* **Exercise brief**
Copy every line of the listing exactly.

──────── Data for the task ────────

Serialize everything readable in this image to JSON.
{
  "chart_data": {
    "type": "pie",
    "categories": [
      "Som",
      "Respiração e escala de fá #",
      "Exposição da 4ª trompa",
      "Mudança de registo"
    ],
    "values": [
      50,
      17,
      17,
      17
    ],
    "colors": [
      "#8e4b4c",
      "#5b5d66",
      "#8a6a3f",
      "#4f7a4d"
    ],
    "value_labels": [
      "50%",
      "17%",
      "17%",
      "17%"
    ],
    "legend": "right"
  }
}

────────

* **Solution to the problem**
Serialize everything readable in this image to JSON.
{
  "chart_data": {
    "type": "pie",
    "categories": [
      "Som",
      "Respiração e escala de fá #",
      "Exposição da 4ª trompa",
      "Mudança de registo"
    ],
    "values": [
      50,
      17,
      17,
      17
    ],
    "colors": [
      "#8e4b4c",
      "#5b5d66",
      "#8a6a3f",
      "#4f7a4d"
    ],
    "value_labels": [
      "50%",
      "17%",
      "17%",
      "17%"
    ],
    "legend": "right"
  }
}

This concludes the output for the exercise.